- _Given instruction_: Write out every single entry exactly.

———

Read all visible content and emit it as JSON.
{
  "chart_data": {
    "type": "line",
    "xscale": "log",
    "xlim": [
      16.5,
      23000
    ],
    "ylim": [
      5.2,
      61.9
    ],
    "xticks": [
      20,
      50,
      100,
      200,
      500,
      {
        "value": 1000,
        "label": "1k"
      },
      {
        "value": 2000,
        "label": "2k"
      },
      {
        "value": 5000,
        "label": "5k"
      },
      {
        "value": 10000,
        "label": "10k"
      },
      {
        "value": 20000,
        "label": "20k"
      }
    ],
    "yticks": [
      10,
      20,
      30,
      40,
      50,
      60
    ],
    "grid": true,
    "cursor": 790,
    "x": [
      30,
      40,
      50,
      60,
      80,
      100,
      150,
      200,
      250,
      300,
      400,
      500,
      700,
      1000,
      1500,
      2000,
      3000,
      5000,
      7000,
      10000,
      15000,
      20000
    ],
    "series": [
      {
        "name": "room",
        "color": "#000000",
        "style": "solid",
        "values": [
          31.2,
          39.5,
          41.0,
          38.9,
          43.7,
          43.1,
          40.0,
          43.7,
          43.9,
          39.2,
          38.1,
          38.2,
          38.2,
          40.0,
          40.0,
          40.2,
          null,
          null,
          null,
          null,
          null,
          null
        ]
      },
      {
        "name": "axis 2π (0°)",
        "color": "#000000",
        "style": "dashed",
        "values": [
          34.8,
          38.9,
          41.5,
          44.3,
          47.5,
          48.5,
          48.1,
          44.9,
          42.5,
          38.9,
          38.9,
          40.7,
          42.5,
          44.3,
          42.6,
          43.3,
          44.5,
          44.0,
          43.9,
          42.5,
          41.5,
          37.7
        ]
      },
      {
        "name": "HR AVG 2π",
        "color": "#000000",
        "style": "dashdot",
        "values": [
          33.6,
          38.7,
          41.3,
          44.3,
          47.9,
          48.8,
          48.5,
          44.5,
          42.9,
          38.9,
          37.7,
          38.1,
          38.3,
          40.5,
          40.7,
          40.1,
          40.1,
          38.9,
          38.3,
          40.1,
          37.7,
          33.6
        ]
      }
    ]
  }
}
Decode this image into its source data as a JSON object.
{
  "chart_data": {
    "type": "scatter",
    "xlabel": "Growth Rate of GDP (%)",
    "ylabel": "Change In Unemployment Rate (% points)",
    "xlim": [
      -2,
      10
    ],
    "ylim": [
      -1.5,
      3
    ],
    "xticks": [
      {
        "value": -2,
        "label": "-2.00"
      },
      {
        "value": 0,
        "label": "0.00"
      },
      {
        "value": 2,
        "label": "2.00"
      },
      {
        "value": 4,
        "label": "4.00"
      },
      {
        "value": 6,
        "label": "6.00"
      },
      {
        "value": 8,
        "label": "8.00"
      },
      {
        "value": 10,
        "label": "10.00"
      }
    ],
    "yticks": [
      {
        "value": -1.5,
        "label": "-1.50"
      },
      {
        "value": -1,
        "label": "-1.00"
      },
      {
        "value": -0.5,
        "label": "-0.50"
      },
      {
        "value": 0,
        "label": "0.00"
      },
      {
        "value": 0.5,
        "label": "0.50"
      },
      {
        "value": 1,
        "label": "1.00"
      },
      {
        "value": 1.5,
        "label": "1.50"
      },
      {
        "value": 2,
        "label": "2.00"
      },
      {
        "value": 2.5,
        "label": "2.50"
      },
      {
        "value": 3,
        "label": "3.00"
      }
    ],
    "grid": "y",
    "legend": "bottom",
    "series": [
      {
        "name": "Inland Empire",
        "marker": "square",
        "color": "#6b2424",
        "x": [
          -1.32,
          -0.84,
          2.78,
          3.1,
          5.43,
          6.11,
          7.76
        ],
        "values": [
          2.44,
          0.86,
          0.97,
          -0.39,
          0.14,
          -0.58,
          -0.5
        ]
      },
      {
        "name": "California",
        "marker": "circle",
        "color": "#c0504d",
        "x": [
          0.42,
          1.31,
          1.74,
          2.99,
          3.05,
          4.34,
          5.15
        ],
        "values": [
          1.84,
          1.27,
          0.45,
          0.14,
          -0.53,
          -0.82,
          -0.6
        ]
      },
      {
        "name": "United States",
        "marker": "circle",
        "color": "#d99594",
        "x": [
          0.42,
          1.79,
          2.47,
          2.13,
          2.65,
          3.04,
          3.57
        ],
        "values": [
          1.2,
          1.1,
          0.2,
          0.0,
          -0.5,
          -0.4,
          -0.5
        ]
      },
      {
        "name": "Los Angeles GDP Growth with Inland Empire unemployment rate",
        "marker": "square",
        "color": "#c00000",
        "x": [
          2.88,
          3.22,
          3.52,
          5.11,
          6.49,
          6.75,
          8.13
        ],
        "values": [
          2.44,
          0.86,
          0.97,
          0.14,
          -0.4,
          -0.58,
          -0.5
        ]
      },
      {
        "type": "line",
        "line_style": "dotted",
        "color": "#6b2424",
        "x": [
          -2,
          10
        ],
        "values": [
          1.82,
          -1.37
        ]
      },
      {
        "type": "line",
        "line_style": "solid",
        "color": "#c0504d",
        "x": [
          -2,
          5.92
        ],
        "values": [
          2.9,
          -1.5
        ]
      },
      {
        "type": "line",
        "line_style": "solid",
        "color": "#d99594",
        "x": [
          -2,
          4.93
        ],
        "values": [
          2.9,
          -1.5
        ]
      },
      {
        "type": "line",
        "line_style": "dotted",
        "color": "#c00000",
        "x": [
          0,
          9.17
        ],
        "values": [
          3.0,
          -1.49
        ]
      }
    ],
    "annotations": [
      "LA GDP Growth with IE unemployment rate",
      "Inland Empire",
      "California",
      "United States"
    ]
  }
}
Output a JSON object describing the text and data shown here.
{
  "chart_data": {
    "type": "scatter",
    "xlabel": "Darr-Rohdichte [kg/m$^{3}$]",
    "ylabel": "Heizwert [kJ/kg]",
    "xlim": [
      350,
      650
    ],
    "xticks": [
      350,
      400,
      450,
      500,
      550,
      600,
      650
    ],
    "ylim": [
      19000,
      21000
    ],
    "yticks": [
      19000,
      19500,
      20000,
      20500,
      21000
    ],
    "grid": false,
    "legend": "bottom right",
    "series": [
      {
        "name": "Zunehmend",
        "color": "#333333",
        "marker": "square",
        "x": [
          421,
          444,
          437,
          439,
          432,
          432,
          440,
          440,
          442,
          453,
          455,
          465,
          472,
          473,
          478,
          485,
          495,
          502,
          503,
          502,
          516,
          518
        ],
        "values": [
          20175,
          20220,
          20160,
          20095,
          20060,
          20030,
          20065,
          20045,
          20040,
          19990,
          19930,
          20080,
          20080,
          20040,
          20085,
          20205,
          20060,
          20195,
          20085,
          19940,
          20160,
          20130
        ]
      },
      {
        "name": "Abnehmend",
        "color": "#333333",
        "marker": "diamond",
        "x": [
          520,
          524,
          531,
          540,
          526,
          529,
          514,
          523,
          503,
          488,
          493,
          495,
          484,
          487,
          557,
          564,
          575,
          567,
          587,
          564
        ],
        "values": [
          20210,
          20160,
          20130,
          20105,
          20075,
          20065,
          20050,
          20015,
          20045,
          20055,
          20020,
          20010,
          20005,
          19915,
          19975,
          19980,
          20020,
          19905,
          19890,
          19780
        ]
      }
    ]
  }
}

———

- _Result of the task_:
Read all visible content and emit it as JSON.
{
  "chart_data": {
    "type": "line",
    "xscale": "log",
    "xlim": [
      16.5,
      23000
    ],
    "ylim": [
      5.2,
      61.9
    ],
    "xticks": [
      20,
      50,
      100,
      200,
      500,
      {
        "value": 1000,
        "label": "1k"
      },
      {
        "value": 2000,
        "label": "2k"
      },
      {
        "value": 5000,
        "label": "5k"
      },
      {
        "value": 10000,
        "label": "10k"
      },
      {
        "value": 20000,
        "label": "20k"
      }
    ],
    "yticks": [
      10,
      20,
      30,
      40,
      50,
      60
    ],
    "grid": true,
    "cursor": 790,
    "x": [
      30,
      40,
      50,
      60,
      80,
      100,
      150,
      200,
      250,
      300,
      400,
      500,
      700,
      1000,
      1500,
      2000,
      3000,
      5000,
      7000,
      10000,
      15000,
      20000
    ],
    "series": [
      {
        "name": "room",
        "color": "#000000",
        "style": "solid",
        "values": [
          31.2,
          39.5,
          41.0,
          38.9,
          43.7,
          43.1,
          40.0,
          43.7,
          43.9,
          39.2,
          38.1,
          38.2,
          38.2,
          40.0,
          40.0,
          40.2,
          null,
          null,
          null,
          null,
          null,
          null
        ]
      },
      {
        "name": "axis 2π (0°)",
        "color": "#000000",
        "style": "dashed",
        "values": [
          34.8,
          38.9,
          41.5,
          44.3,
          47.5,
          48.5,
          48.1,
          44.9,
          42.5,
          38.9,
          38.9,
          40.7,
          42.5,
          44.3,
          42.6,
          43.3,
          44.5,
          44.0,
          43.9,
          42.5,
          41.5,
          37.7
        ]
      },
      {
        "name": "HR AVG 2π",
        "color": "#000000",
        "style": "dashdot",
        "values": [
          33.6,
          38.7,
          41.3,
          44.3,
          47.9,
          48.8,
          48.5,
          44.5,
          42.9,
          38.9,
          37.7,
          38.1,
          38.3,
          40.5,
          40.7,
          40.1,
          40.1,
          38.9,
          38.3,
          40.1,
          37.7,
          33.6
        ]
      }
    ]
  }
}
Decode this image into its source data as a JSON object.
{
  "chart_data": {
    "type": "scatter",
    "xlabel": "Growth Rate of GDP (%)",
    "ylabel": "Change In Unemployment Rate (% points)",
    "xlim": [
      -2,
      10
    ],
    "ylim": [
      -1.5,
      3
    ],
    "xticks": [
      {
        "value": -2,
        "label": "-2.00"
      },
      {
        "value": 0,
        "label": "0.00"
      },
      {
        "value": 2,
        "label": "2.00"
      },
      {
        "value": 4,
        "label": "4.00"
      },
      {
        "value": 6,
        "label": "6.00"
      },
      {
        "value": 8,
        "label": "8.00"
      },
      {
        "value": 10,
        "label": "10.00"
      }
    ],
    "yticks": [
      {
        "value": -1.5,
        "label": "-1.50"
      },
      {
        "value": -1,
        "label": "-1.00"
      },
      {
        "value": -0.5,
        "label": "-0.50"
      },
      {
        "value": 0,
        "label": "0.00"
      },
      {
        "value": 0.5,
        "label": "0.50"
      },
      {
        "value": 1,
        "label": "1.00"
      },
      {
        "value": 1.5,
        "label": "1.50"
      },
      {
        "value": 2,
        "label": "2.00"
      },
      {
        "value": 2.5,
        "label": "2.50"
      },
      {
        "value": 3,
        "label": "3.00"
      }
    ],
    "grid": "y",
    "legend": "bottom",
    "series": [
      {
        "name": "Inland Empire",
        "marker": "square",
        "color": "#6b2424",
        "x": [
          -1.32,
          -0.84,
          2.78,
          3.1,
          5.43,
          6.11,
          7.76
        ],
        "values": [
          2.44,
          0.86,
          0.97,
          -0.39,
          0.14,
          -0.58,
          -0.5
        ]
      },
      {
        "name": "California",
        "marker": "circle",
        "color": "#c0504d",
        "x": [
          0.42,
          1.31,
          1.74,
          2.99,
          3.05,
          4.34,
          5.15
        ],
        "values": [
          1.84,
          1.27,
          0.45,
          0.14,
          -0.53,
          -0.82,
          -0.6
        ]
      },
      {
        "name": "United States",
        "marker": "circle",
        "color": "#d99594",
        "x": [
          0.42,
          1.79,
          2.47,
          2.13,
          2.65,
          3.04,
          3.57
        ],
        "values": [
          1.2,
          1.1,
          0.2,
          0.0,
          -0.5,
          -0.4,
          -0.5
        ]
      },
      {
        "name": "Los Angeles GDP Growth with Inland Empire unemployment rate",
        "marker": "square",
        "color": "#c00000",
        "x": [
          2.88,
          3.22,
          3.52,
          5.11,
          6.49,
          6.75,
          8.13
        ],
        "values": [
          2.44,
          0.86,
          0.97,
          0.14,
          -0.4,
          -0.58,
          -0.5
        ]
      },
      {
        "type": "line",
        "line_style": "dotted",
        "color": "#6b2424",
        "x": [
          -2,
          10
        ],
        "values": [
          1.82,
          -1.37
        ]
      },
      {
        "type": "line",
        "line_style": "solid",
        "color": "#c0504d",
        "x": [
          -2,
          5.92
        ],
        "values": [
          2.9,
          -1.5
        ]
      },
      {
        "type": "line",
        "line_style": "solid",
        "color": "#d99594",
        "x": [
          -2,
          4.93
        ],
        "values": [
          2.9,
          -1.5
        ]
      },
      {
        "type": "line",
        "line_style": "dotted",
        "color": "#c00000",
        "x": [
          0,
          9.17
        ],
        "values": [
          3.0,
          -1.49
        ]
      }
    ],
    "annotations": [
      "LA GDP Growth with IE unemployment rate",
      "Inland Empire",
      "California",
      "United States"
    ]
  }
}
Output a JSON object describing the text and data shown here.
{
  "chart_data": {
    "type": "scatter",
    "xlabel": "Darr-Rohdichte [kg/m$^{3}$]",
    "ylabel": "Heizwert [kJ/kg]",
    "xlim": [
      350,
      650
    ],
    "xticks": [
      350,
      400,
      450,
      500,
      550,
      600,
      650
    ],
    "ylim": [
      19000,
      21000
    ],
    "yticks": [
      19000,
      19500,
      20000,
      20500,
      21000
    ],
    "grid": false,
    "legend": "bottom right",
    "series": [
      {
        "name": "Zunehmend",
        "color": "#333333",
        "marker": "square",
        "x": [
          421,
          444,
          437,
          439,
          432,
          432,
          440,
          440,
          442,
          453,
          455,
          465,
          472,
          473,
          478,
          485,
          495,
          502,
          503,
          502,
          516,
          518
        ],
        "values": [
          20175,
          20220,
          20160,
          20095,
          20060,
          20030,
          20065,
          20045,
          20040,
          19990,
          19930,
          20080,
          20080,
          20040,
          20085,
          20205,
          20060,
          20195,
          20085,
          19940,
          20160,
          20130
        ]
      },
      {
        "name": "Abnehmend",
        "color": "#333333",
        "marker": "diamond",
        "x": [
          520,
          524,
          531,
          540,
          526,
          529,
          514,
          523,
          503,
          488,
          493,
          495,
          484,
          487,
          557,
          564,
          575,
          567,
          587,
          564
        ],
        "values": [
          20210,
          20160,
          20130,
          20105,
          20075,
          20065,
          20050,
          20015,
          20045,
          20055,
          20020,
          20010,
          20005,
          19915,
          19975,
          19980,
          20020,
          19905,
          19890,
          19780
        ]
      }
    ]
  }
}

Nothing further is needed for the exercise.